Ejercicios:
[1] Transcribe del fragmento sobre la guerra en Ucrania el pasaje que va desde "Hace ahora un" hasta "y las ametralladoras.", ambos incluidos.
[2] Traduce al inglés esta oración del fragmento sobre la guerra en Ucrania: "Pero no es la estupidez sino la codicia el denominador común de todas las carnicerías."

Fragmento seleccionado:

Hace ahora un año, cuando los primeros artefactos rusos golpearon a Ucrania, una fiebre belicosa nubló la razón de todos los debates. Me gustaría decir que las aguas se han reposado y tal vez es cierto que la opinión pública no se expresa con los mismos ímpetus, pero los dirigentes europeos se han precipitado cada vez con más ceguera por un pozo en el que nunca existió fondo. La voces a favor de un armisticio, por supuesto, son tachadas de ingenuas o entreguistas. Si aceptamos que los rusos son nuestros enemigos, solo los imbéciles preferirán la verdad y la negociación a la propaganda y las ametralladoras.

Pero no es la estupidez sino la codicia el denominador común de todas las carnicerías. Y por mucho que vistamos la codicia de solidaridad, sabemos que los tanques europeos vienen y van al compás de los dólares. Es por eso que los repartidores de compasión discriminan por latitudes. No hay un debate sobre el envío de armas al Sáhara Occidental porque se las enviamos a Marruecos. No hay un debate sobre el envío de armas al Yemen porque se las enviamos a Arabia Saudí. No hay un debate sobre el envío de armas a Palestina porque se las enviamos a Israel.

[Listados de regiones anotadas]
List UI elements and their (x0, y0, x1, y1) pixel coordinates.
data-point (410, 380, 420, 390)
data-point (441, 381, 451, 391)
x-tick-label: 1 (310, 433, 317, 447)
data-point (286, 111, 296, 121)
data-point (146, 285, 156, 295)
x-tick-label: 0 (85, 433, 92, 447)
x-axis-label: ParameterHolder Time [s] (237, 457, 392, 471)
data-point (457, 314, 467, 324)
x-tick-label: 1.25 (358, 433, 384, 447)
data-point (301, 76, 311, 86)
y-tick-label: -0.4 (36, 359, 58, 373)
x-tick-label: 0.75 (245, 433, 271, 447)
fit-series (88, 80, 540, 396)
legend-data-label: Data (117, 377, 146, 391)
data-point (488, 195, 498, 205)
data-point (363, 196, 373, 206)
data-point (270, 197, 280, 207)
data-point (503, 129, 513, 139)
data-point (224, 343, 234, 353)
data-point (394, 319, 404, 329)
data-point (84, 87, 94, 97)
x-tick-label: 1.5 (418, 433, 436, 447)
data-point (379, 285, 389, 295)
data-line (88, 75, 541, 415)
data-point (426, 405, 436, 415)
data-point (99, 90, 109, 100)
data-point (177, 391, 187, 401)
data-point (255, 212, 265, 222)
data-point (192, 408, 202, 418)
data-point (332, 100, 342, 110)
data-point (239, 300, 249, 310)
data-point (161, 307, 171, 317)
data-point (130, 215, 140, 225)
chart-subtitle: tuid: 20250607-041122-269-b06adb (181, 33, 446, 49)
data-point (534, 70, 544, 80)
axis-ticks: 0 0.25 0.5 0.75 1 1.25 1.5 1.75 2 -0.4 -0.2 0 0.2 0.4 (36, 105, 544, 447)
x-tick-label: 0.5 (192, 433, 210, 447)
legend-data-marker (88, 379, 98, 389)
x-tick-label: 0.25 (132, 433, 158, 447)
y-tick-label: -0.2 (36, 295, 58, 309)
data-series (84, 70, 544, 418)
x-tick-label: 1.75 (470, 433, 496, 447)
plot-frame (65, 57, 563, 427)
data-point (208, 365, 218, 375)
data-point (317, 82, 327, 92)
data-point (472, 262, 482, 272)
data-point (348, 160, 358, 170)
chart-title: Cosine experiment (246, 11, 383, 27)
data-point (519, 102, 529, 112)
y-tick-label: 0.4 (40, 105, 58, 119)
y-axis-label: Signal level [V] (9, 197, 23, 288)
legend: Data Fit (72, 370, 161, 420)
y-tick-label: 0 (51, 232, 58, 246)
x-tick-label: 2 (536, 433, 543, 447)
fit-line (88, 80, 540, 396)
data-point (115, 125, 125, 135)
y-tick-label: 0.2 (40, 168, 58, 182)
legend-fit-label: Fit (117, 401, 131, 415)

Soluciones:
[1]
Hace ahora un año, cuando los primeros artefactos rusos golpearon a Ucrania, una fiebre belicosa nubló la razón de todos los debates. Me gustaría decir que las aguas se han reposado y tal vez es cierto que la opinión pública no se expresa con los mismos ímpetus, pero los dirigentes europeos se han precipitado cada vez con más ceguera por un pozo en el que nunca existió fondo. La voces a favor de un armisticio, por supuesto, son tachadas de ingenuas o entreguistas. Si aceptamos que los rusos son nuestros enemigos, solo los imbéciles preferirán la verdad y la negociación a la propaganda y las ametralladoras.

[2] But the common denominator of all slaughters is not stupidity but greed.